___ INPUT RECORDS

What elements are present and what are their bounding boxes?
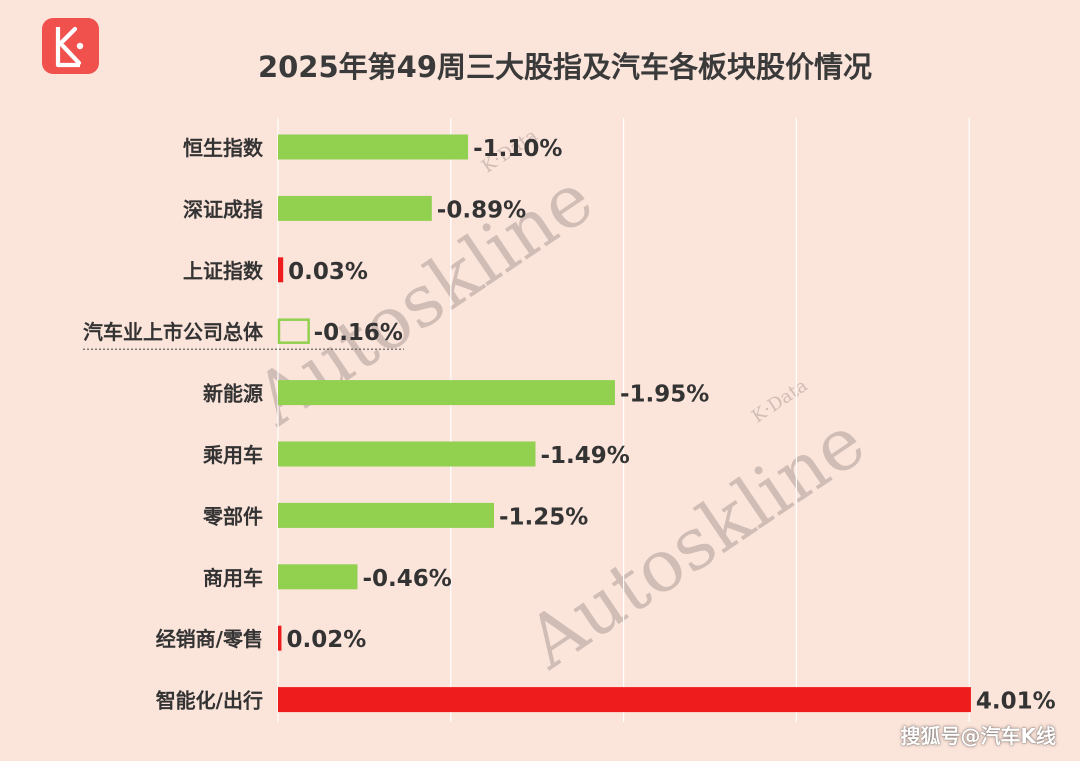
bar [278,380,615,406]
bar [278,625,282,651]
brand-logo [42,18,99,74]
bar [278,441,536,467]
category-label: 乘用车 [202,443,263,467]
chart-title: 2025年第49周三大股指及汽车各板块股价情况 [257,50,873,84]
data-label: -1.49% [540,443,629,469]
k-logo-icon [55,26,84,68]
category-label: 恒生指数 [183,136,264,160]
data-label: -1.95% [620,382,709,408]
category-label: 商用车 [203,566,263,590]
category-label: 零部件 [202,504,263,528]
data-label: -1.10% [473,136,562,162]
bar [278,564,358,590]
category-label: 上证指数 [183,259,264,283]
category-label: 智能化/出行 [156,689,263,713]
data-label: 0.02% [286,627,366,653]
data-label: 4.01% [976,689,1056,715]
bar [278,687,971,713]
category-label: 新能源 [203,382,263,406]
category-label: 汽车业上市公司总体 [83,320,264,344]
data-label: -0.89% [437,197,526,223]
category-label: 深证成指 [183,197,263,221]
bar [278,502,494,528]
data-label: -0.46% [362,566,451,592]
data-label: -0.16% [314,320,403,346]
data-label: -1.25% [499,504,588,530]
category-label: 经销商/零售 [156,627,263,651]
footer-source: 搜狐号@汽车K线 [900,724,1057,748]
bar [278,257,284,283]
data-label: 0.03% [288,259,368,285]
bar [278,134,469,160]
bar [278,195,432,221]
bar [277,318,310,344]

______

Copy every line above word for word, but leave out the picture.

TASK ANSWER:
What elements are present and what are their bounding boxes?
bar [278,380,615,406]
bar [278,625,282,651]
brand-logo [42,18,99,74]
bar [278,441,536,467]
category-label: 乘用车 [202,443,263,467]
chart-title: 2025年第49周三大股指及汽车各板块股价情况 [257,50,873,84]
data-label: -1.49% [540,443,629,469]
k-logo-icon [55,26,84,68]
category-label: 恒生指数 [183,136,264,160]
data-label: -1.95% [620,382,709,408]
category-label: 商用车 [203,566,263,590]
category-label: 零部件 [202,504,263,528]
data-label: -1.10% [473,136,562,162]
bar [278,564,358,590]
category-label: 上证指数 [183,259,264,283]
category-label: 智能化/出行 [156,689,263,713]
data-label: 0.02% [286,627,366,653]
data-label: 4.01% [976,689,1056,715]
bar [278,687,971,713]
category-label: 新能源 [203,382,263,406]
category-label: 汽车业上市公司总体 [83,320,264,344]
data-label: -0.89% [437,197,526,223]
category-label: 深证成指 [183,197,263,221]
bar [278,502,494,528]
data-label: -0.46% [362,566,451,592]
data-label: -0.16% [314,320,403,346]
data-label: -1.25% [499,504,588,530]
category-label: 经销商/零售 [156,627,263,651]
footer-source: 搜狐号@汽车K线 [900,724,1057,748]
bar [278,257,284,283]
data-label: 0.03% [288,259,368,285]
bar [278,134,469,160]
bar [278,195,432,221]
bar [277,318,310,344]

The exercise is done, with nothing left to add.